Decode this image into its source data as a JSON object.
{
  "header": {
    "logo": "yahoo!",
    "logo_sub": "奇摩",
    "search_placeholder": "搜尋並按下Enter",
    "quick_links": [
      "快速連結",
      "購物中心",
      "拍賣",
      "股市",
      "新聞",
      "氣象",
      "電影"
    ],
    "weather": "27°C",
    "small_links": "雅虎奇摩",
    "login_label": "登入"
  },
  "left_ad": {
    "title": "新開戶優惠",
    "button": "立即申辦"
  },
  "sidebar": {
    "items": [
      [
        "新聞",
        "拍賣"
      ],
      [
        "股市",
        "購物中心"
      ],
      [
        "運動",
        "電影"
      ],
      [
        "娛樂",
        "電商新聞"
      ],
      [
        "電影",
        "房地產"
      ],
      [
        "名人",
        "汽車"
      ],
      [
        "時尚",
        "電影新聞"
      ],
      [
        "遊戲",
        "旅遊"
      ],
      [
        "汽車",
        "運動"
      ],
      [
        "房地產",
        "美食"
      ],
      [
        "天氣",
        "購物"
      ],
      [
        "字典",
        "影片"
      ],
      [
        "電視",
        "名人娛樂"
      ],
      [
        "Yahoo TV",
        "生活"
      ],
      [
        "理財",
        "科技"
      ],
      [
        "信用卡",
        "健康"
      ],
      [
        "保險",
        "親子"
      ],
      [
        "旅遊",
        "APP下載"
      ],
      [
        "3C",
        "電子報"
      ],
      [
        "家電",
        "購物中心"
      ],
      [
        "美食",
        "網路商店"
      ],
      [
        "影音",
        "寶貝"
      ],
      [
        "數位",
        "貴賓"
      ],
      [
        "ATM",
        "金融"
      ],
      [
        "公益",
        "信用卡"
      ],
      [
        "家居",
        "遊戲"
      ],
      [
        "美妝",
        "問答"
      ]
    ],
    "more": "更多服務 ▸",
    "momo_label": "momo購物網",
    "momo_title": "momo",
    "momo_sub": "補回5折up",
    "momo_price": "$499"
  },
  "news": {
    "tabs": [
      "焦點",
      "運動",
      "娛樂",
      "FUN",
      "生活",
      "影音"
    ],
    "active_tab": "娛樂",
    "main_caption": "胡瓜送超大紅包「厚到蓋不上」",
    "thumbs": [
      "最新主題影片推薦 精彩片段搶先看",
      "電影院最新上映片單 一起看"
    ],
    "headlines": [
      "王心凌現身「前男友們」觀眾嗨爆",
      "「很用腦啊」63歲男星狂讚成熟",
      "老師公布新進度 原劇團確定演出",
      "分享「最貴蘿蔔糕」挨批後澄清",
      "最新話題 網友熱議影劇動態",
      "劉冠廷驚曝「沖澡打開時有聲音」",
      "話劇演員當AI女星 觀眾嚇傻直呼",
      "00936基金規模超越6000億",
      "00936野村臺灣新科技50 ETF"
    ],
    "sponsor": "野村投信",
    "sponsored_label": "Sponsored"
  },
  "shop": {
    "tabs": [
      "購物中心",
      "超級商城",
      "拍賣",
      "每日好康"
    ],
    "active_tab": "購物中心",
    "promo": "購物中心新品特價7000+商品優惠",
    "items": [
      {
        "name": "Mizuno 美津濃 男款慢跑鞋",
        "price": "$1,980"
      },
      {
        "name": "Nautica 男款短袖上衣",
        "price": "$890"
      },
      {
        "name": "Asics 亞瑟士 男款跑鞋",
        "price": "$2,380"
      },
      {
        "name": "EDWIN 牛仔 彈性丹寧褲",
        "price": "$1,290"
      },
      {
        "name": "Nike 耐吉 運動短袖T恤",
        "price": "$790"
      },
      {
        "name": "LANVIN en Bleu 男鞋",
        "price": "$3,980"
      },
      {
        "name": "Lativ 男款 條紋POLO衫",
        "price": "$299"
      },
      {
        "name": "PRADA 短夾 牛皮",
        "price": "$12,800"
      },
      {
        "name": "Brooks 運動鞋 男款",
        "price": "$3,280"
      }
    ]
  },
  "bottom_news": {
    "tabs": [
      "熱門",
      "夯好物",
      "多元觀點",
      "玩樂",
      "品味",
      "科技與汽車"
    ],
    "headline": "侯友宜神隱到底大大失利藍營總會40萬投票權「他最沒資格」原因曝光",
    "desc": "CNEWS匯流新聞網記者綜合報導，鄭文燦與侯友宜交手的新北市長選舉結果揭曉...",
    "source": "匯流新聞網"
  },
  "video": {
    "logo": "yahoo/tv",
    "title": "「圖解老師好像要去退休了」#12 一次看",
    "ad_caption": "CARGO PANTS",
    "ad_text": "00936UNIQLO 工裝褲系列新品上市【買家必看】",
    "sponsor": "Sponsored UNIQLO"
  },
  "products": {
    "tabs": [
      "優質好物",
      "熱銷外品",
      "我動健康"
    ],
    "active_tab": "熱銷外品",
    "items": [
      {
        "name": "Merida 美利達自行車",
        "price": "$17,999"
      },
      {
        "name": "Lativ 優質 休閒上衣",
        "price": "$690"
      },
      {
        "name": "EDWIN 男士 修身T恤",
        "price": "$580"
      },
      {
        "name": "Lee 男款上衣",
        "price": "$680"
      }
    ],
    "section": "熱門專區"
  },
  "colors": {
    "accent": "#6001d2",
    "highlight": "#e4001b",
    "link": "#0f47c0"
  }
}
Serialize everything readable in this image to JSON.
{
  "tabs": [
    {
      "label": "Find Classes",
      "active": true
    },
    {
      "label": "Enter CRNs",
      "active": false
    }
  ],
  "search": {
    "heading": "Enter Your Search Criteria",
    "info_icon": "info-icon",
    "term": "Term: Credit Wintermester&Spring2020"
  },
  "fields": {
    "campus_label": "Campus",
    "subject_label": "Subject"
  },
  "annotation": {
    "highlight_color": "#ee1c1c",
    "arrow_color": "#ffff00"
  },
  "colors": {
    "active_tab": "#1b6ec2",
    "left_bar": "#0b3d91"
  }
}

> [Given task]: Return every record above exactly as it appears.

> [Finished answer]:
Decode this image into its source data as a JSON object.
{
  "header": {
    "logo": "yahoo!",
    "logo_sub": "奇摩",
    "search_placeholder": "搜尋並按下Enter",
    "quick_links": [
      "快速連結",
      "購物中心",
      "拍賣",
      "股市",
      "新聞",
      "氣象",
      "電影"
    ],
    "weather": "27°C",
    "small_links": "雅虎奇摩",
    "login_label": "登入"
  },
  "left_ad": {
    "title": "新開戶優惠",
    "button": "立即申辦"
  },
  "sidebar": {
    "items": [
      [
        "新聞",
        "拍賣"
      ],
      [
        "股市",
        "購物中心"
      ],
      [
        "運動",
        "電影"
      ],
      [
        "娛樂",
        "電商新聞"
      ],
      [
        "電影",
        "房地產"
      ],
      [
        "名人",
        "汽車"
      ],
      [
        "時尚",
        "電影新聞"
      ],
      [
        "遊戲",
        "旅遊"
      ],
      [
        "汽車",
        "運動"
      ],
      [
        "房地產",
        "美食"
      ],
      [
        "天氣",
        "購物"
      ],
      [
        "字典",
        "影片"
      ],
      [
        "電視",
        "名人娛樂"
      ],
      [
        "Yahoo TV",
        "生活"
      ],
      [
        "理財",
        "科技"
      ],
      [
        "信用卡",
        "健康"
      ],
      [
        "保險",
        "親子"
      ],
      [
        "旅遊",
        "APP下載"
      ],
      [
        "3C",
        "電子報"
      ],
      [
        "家電",
        "購物中心"
      ],
      [
        "美食",
        "網路商店"
      ],
      [
        "影音",
        "寶貝"
      ],
      [
        "數位",
        "貴賓"
      ],
      [
        "ATM",
        "金融"
      ],
      [
        "公益",
        "信用卡"
      ],
      [
        "家居",
        "遊戲"
      ],
      [
        "美妝",
        "問答"
      ]
    ],
    "more": "更多服務 ▸",
    "momo_label": "momo購物網",
    "momo_title": "momo",
    "momo_sub": "補回5折up",
    "momo_price": "$499"
  },
  "news": {
    "tabs": [
      "焦點",
      "運動",
      "娛樂",
      "FUN",
      "生活",
      "影音"
    ],
    "active_tab": "娛樂",
    "main_caption": "胡瓜送超大紅包「厚到蓋不上」",
    "thumbs": [
      "最新主題影片推薦 精彩片段搶先看",
      "電影院最新上映片單 一起看"
    ],
    "headlines": [
      "王心凌現身「前男友們」觀眾嗨爆",
      "「很用腦啊」63歲男星狂讚成熟",
      "老師公布新進度 原劇團確定演出",
      "分享「最貴蘿蔔糕」挨批後澄清",
      "最新話題 網友熱議影劇動態",
      "劉冠廷驚曝「沖澡打開時有聲音」",
      "話劇演員當AI女星 觀眾嚇傻直呼",
      "00936基金規模超越6000億",
      "00936野村臺灣新科技50 ETF"
    ],
    "sponsor": "野村投信",
    "sponsored_label": "Sponsored"
  },
  "shop": {
    "tabs": [
      "購物中心",
      "超級商城",
      "拍賣",
      "每日好康"
    ],
    "active_tab": "購物中心",
    "promo": "購物中心新品特價7000+商品優惠",
    "items": [
      {
        "name": "Mizuno 美津濃 男款慢跑鞋",
        "price": "$1,980"
      },
      {
        "name": "Nautica 男款短袖上衣",
        "price": "$890"
      },
      {
        "name": "Asics 亞瑟士 男款跑鞋",
        "price": "$2,380"
      },
      {
        "name": "EDWIN 牛仔 彈性丹寧褲",
        "price": "$1,290"
      },
      {
        "name": "Nike 耐吉 運動短袖T恤",
        "price": "$790"
      },
      {
        "name": "LANVIN en Bleu 男鞋",
        "price": "$3,980"
      },
      {
        "name": "Lativ 男款 條紋POLO衫",
        "price": "$299"
      },
      {
        "name": "PRADA 短夾 牛皮",
        "price": "$12,800"
      },
      {
        "name": "Brooks 運動鞋 男款",
        "price": "$3,280"
      }
    ]
  },
  "bottom_news": {
    "tabs": [
      "熱門",
      "夯好物",
      "多元觀點",
      "玩樂",
      "品味",
      "科技與汽車"
    ],
    "headline": "侯友宜神隱到底大大失利藍營總會40萬投票權「他最沒資格」原因曝光",
    "desc": "CNEWS匯流新聞網記者綜合報導，鄭文燦與侯友宜交手的新北市長選舉結果揭曉...",
    "source": "匯流新聞網"
  },
  "video": {
    "logo": "yahoo/tv",
    "title": "「圖解老師好像要去退休了」#12 一次看",
    "ad_caption": "CARGO PANTS",
    "ad_text": "00936UNIQLO 工裝褲系列新品上市【買家必看】",
    "sponsor": "Sponsored UNIQLO"
  },
  "products": {
    "tabs": [
      "優質好物",
      "熱銷外品",
      "我動健康"
    ],
    "active_tab": "熱銷外品",
    "items": [
      {
        "name": "Merida 美利達自行車",
        "price": "$17,999"
      },
      {
        "name": "Lativ 優質 休閒上衣",
        "price": "$690"
      },
      {
        "name": "EDWIN 男士 修身T恤",
        "price": "$580"
      },
      {
        "name": "Lee 男款上衣",
        "price": "$680"
      }
    ],
    "section": "熱門專區"
  },
  "colors": {
    "accent": "#6001d2",
    "highlight": "#e4001b",
    "link": "#0f47c0"
  }
}
Serialize everything readable in this image to JSON.
{
  "tabs": [
    {
      "label": "Find Classes",
      "active": true
    },
    {
      "label": "Enter CRNs",
      "active": false
    }
  ],
  "search": {
    "heading": "Enter Your Search Criteria",
    "info_icon": "info-icon",
    "term": "Term: Credit Wintermester&Spring2020"
  },
  "fields": {
    "campus_label": "Campus",
    "subject_label": "Subject"
  },
  "annotation": {
    "highlight_color": "#ee1c1c",
    "arrow_color": "#ffff00"
  },
  "colors": {
    "active_tab": "#1b6ec2",
    "left_bar": "#0b3d91"
  }
}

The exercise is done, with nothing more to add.